┌──

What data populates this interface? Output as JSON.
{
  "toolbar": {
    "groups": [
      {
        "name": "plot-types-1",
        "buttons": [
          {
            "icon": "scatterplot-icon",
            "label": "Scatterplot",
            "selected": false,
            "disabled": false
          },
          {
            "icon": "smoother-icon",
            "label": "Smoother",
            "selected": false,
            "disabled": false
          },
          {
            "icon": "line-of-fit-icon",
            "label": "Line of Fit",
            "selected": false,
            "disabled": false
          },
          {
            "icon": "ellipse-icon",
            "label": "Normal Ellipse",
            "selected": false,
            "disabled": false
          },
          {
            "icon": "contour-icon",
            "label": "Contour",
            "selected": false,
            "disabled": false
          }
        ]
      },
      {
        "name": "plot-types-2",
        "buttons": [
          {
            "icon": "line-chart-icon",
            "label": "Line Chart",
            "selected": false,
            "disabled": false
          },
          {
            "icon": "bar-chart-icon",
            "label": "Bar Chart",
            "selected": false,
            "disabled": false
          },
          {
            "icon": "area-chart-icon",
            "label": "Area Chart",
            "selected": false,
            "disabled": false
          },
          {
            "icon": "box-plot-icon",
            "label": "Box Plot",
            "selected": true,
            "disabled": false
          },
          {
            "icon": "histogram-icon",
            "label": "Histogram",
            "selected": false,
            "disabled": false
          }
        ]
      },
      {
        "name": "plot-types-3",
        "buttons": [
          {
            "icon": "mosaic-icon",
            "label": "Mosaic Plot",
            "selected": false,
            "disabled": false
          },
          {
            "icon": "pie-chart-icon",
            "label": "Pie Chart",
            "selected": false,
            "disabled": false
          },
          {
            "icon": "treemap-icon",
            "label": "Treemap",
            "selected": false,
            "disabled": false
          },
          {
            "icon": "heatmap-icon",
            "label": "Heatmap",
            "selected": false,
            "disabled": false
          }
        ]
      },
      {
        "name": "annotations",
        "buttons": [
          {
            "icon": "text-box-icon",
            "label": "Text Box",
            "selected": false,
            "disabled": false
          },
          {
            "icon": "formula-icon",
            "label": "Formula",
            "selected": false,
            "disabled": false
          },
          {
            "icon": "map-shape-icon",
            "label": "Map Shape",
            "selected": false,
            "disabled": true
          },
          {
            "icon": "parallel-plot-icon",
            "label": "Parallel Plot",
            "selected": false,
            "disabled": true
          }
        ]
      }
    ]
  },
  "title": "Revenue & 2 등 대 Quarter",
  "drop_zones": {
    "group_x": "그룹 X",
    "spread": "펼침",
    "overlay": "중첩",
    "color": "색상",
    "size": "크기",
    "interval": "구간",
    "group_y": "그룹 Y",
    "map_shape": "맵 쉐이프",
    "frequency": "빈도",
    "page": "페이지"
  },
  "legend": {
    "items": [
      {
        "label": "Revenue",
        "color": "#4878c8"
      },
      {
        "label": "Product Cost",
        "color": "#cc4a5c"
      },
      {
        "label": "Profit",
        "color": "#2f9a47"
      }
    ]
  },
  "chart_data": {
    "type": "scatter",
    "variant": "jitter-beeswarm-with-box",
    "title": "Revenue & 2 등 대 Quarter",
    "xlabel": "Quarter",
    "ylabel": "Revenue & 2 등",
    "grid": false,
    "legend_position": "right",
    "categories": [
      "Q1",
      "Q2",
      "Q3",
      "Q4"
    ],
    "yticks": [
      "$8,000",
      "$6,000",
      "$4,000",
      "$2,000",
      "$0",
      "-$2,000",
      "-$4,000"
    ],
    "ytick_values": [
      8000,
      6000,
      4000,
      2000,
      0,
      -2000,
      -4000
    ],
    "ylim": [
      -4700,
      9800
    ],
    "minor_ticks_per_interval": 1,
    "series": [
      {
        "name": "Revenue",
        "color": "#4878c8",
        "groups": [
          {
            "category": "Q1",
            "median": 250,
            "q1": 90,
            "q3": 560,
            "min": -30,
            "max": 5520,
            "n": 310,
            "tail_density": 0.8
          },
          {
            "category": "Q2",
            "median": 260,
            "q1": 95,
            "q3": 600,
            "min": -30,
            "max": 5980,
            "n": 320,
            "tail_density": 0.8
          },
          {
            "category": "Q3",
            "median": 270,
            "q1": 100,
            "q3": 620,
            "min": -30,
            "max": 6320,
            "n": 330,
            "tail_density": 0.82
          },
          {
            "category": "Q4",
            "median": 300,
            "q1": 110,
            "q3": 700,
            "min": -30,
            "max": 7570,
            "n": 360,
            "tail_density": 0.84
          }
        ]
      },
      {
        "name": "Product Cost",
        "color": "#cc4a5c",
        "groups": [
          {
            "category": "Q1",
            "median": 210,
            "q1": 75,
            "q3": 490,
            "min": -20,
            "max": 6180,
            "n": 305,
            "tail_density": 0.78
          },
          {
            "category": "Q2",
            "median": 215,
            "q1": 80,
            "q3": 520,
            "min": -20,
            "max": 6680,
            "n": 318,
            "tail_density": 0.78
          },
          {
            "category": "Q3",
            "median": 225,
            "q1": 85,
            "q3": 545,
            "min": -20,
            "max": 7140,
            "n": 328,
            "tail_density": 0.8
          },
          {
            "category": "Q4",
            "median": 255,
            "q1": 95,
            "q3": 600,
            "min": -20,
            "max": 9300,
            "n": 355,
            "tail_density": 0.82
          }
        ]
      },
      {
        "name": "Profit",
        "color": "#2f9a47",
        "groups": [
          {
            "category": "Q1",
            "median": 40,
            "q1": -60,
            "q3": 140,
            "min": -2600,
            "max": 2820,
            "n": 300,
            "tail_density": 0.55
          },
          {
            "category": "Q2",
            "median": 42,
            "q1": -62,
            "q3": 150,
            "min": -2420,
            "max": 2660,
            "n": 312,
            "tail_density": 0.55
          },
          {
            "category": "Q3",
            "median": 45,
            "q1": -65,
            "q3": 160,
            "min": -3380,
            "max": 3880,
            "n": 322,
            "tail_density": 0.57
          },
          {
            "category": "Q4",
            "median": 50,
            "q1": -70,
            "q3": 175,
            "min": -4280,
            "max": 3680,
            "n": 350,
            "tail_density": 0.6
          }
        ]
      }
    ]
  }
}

└──

The request: Search the material above for "name". Pull out each line where it shows up.

Answer for this exercise:
        "name": "plot-types-1",
        "name": "plot-types-2",
        "name": "plot-types-3",
        "name": "annotations",
        "name": "Revenue",
        "name": "Product Cost",
        "name": "Profit",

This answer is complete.